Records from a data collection

---+---

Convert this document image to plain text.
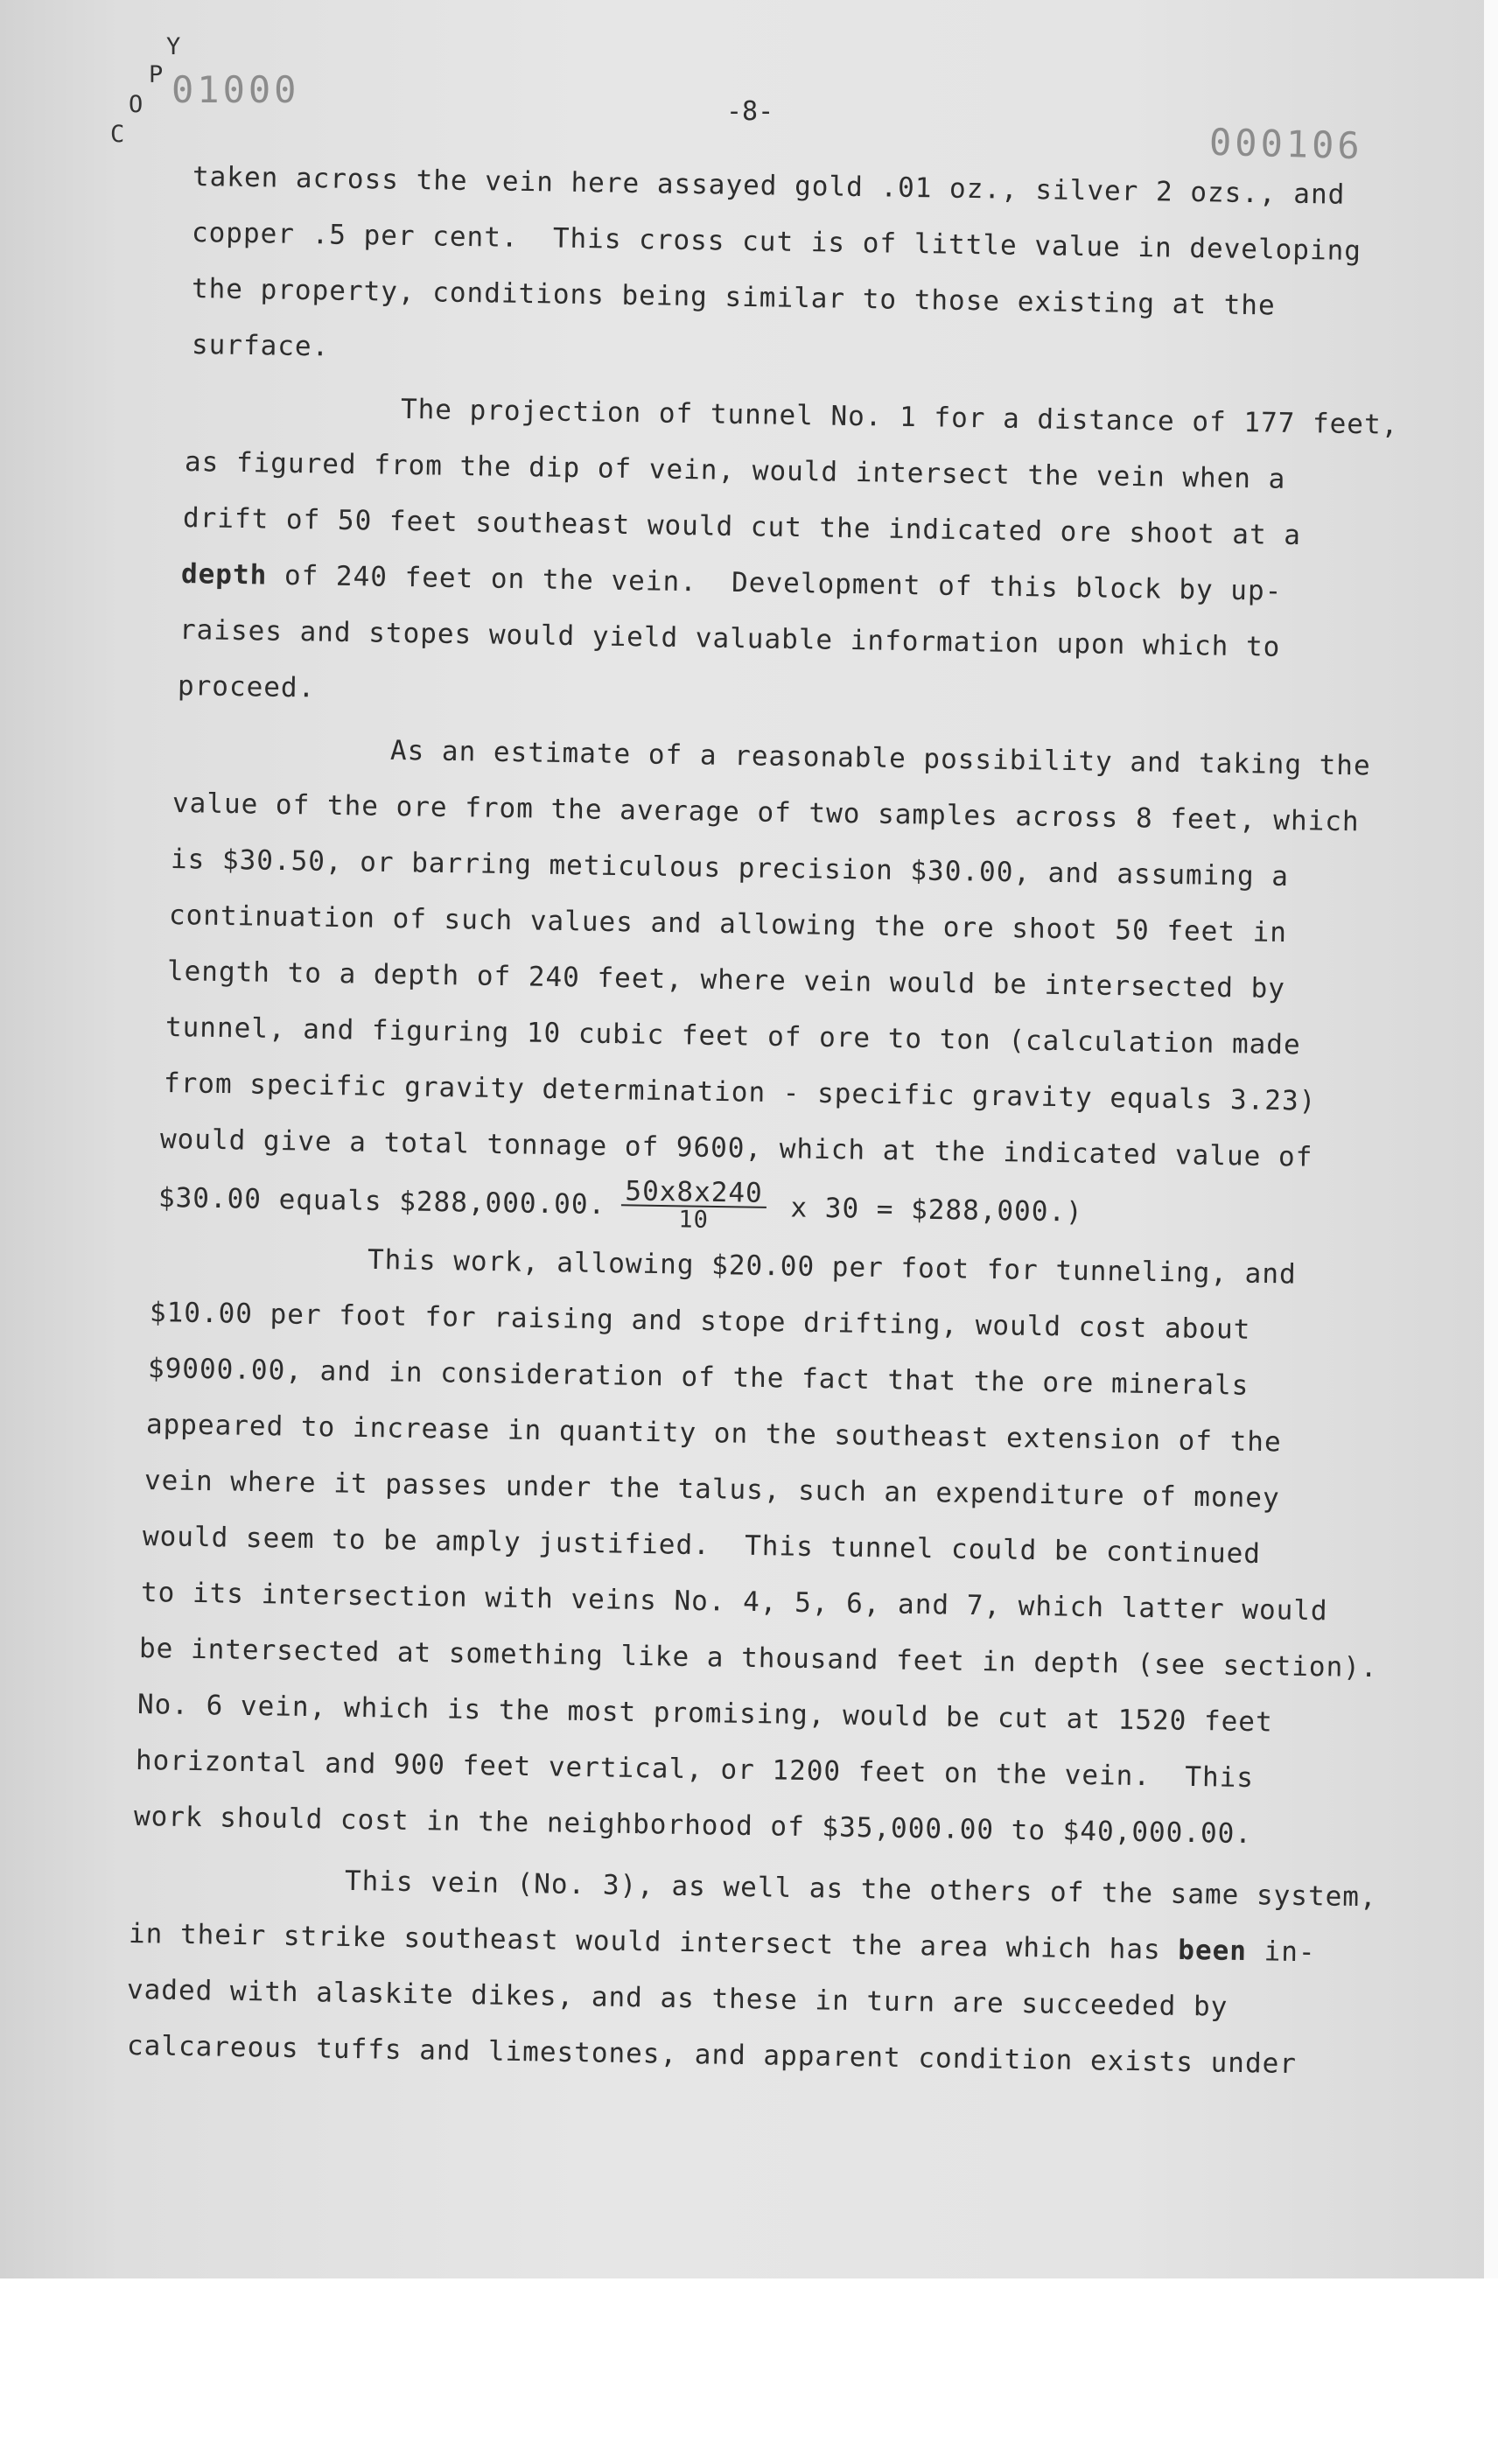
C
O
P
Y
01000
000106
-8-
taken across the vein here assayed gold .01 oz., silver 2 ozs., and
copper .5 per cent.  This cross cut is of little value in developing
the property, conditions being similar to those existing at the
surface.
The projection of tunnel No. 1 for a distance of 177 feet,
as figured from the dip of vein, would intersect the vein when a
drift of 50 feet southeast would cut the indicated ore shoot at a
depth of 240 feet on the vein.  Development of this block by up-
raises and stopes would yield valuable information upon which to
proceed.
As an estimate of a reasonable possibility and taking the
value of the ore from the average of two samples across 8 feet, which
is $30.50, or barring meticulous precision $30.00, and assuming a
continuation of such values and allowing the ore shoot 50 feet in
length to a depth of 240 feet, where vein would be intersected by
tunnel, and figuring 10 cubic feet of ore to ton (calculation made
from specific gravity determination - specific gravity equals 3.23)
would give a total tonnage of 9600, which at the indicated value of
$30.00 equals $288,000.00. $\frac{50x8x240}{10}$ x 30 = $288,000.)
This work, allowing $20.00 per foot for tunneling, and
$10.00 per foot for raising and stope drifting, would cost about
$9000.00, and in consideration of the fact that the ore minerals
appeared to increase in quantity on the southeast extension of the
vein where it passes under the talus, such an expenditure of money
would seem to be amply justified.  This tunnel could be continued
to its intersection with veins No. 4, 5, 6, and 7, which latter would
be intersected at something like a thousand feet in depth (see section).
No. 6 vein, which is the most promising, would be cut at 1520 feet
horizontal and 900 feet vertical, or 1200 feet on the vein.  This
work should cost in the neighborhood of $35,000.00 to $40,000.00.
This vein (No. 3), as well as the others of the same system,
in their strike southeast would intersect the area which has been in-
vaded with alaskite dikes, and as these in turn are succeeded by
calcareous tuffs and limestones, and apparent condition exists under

---+---

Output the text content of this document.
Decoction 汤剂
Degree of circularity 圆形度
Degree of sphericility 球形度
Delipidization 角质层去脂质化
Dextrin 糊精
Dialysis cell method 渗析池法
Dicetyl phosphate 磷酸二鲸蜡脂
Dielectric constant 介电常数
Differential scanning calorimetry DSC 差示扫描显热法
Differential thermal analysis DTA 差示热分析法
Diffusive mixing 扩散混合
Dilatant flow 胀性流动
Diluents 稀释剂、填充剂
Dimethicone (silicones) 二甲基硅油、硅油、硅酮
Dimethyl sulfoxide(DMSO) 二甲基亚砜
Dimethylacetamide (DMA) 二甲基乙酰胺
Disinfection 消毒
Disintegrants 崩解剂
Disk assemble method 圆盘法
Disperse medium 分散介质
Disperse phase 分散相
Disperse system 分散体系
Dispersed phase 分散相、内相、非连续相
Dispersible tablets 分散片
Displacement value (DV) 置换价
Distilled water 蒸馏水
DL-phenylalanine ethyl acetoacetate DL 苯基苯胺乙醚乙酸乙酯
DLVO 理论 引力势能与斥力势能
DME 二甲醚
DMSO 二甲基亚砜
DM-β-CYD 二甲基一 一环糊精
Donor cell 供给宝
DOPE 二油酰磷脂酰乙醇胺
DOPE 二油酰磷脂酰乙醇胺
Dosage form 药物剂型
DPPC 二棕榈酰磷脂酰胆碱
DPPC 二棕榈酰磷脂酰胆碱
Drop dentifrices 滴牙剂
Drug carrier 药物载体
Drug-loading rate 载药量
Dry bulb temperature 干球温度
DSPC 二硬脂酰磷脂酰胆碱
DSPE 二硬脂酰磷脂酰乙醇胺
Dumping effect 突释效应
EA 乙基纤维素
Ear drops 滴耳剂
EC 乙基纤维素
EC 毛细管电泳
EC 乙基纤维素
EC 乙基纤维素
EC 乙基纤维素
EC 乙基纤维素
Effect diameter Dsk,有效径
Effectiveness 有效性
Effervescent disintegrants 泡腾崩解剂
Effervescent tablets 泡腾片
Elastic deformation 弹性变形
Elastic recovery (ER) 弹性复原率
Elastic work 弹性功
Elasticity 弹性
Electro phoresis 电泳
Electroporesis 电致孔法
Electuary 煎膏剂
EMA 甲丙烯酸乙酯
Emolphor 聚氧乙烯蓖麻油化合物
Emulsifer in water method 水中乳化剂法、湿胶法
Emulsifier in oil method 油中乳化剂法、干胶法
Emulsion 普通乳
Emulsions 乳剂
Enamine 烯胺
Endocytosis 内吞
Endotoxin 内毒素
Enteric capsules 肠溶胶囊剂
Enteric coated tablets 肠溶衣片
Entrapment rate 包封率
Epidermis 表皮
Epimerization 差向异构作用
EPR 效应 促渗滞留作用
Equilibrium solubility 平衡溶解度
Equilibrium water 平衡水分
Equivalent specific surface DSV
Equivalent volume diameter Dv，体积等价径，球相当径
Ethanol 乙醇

---+---

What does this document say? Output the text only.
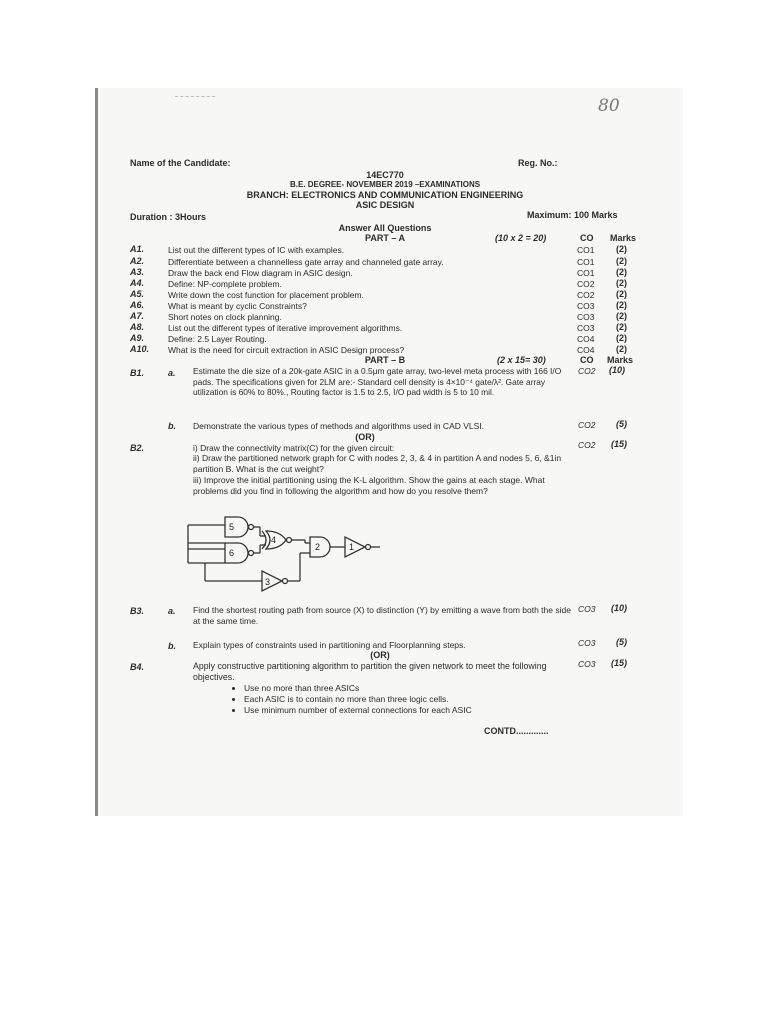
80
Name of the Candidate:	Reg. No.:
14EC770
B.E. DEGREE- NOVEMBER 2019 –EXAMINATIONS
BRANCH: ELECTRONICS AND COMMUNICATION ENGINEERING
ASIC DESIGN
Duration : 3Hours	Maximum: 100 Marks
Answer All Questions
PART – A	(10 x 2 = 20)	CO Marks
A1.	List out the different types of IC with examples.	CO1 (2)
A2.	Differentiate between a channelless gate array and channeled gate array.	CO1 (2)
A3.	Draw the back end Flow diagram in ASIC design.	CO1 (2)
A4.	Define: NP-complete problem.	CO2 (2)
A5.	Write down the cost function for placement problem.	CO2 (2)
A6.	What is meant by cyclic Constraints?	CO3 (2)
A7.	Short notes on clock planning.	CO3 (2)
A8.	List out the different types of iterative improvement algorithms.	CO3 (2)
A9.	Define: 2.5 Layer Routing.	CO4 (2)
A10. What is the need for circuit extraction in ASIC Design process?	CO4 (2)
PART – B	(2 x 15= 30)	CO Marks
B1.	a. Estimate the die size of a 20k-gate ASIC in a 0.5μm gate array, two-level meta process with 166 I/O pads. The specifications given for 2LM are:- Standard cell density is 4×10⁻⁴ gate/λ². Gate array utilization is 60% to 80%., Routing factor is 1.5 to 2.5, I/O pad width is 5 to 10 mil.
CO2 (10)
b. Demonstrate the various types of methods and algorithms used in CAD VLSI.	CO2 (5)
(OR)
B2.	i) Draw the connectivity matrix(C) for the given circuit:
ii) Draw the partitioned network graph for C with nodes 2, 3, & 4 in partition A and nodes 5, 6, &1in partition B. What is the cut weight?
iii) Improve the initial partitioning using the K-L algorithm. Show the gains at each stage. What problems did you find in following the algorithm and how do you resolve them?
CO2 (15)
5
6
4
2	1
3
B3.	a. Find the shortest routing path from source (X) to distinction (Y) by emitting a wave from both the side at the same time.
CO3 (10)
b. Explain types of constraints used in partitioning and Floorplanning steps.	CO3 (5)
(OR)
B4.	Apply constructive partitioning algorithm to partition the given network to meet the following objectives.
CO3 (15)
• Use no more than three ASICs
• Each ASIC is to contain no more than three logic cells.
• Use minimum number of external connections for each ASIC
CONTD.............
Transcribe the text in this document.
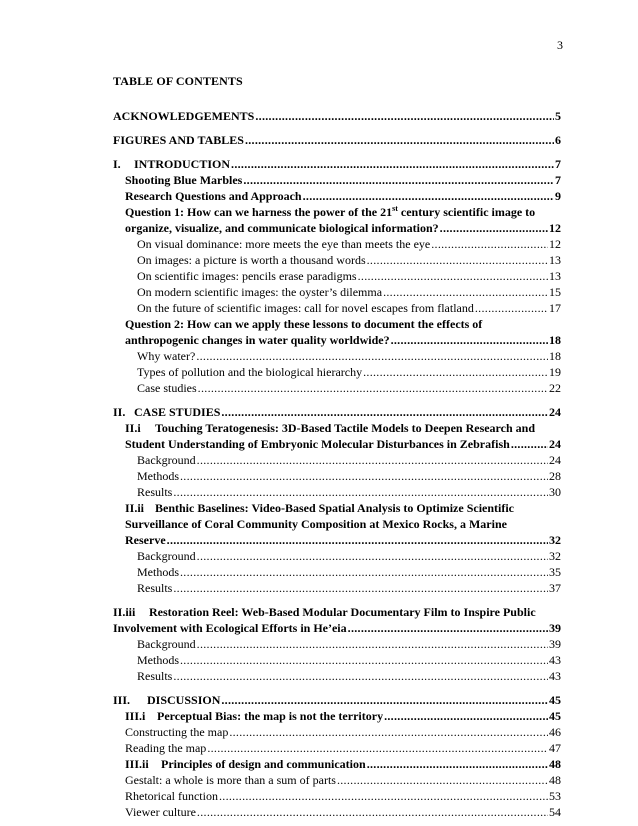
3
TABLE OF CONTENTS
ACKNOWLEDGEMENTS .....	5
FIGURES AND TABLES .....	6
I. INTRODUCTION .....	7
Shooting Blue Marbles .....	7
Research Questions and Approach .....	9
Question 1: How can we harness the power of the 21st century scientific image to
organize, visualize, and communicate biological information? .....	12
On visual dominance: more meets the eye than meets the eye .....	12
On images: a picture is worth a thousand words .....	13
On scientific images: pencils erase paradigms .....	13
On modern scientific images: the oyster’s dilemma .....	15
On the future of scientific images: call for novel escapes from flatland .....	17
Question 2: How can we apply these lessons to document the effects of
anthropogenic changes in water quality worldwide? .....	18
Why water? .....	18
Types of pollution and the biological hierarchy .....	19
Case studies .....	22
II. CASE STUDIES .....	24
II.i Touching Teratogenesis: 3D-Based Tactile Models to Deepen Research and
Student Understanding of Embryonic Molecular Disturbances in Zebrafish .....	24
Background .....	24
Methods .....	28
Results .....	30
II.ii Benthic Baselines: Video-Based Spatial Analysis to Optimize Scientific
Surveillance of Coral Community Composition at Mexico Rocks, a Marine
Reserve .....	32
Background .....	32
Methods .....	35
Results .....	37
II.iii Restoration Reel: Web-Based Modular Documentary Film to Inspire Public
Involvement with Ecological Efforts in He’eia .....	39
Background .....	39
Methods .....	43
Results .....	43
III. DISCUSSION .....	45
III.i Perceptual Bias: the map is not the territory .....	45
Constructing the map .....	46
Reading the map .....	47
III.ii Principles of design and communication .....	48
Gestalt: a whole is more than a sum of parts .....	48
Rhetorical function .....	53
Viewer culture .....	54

---+---

Problem statement:
Return every line of the data above in which "would" appears.

Answer section:
as figured from the dip of vein, would intersect the vein when a
drift of 50 feet southeast would cut the indicated ore shoot at a
raises and stopes would yield valuable information upon which to
length to a depth of 240 feet, where vein would be intersected by
would give a total tonnage of 9600, which at the indicated value of
$10.00 per foot for raising and stope drifting, would cost about
would seem to be amply justified.  This tunnel could be continued
to its intersection with veins No. 4, 5, 6, and 7, which latter would
No. 6 vein, which is the most promising, would be cut at 1520 feet
in their strike southeast would intersect the area which has been in-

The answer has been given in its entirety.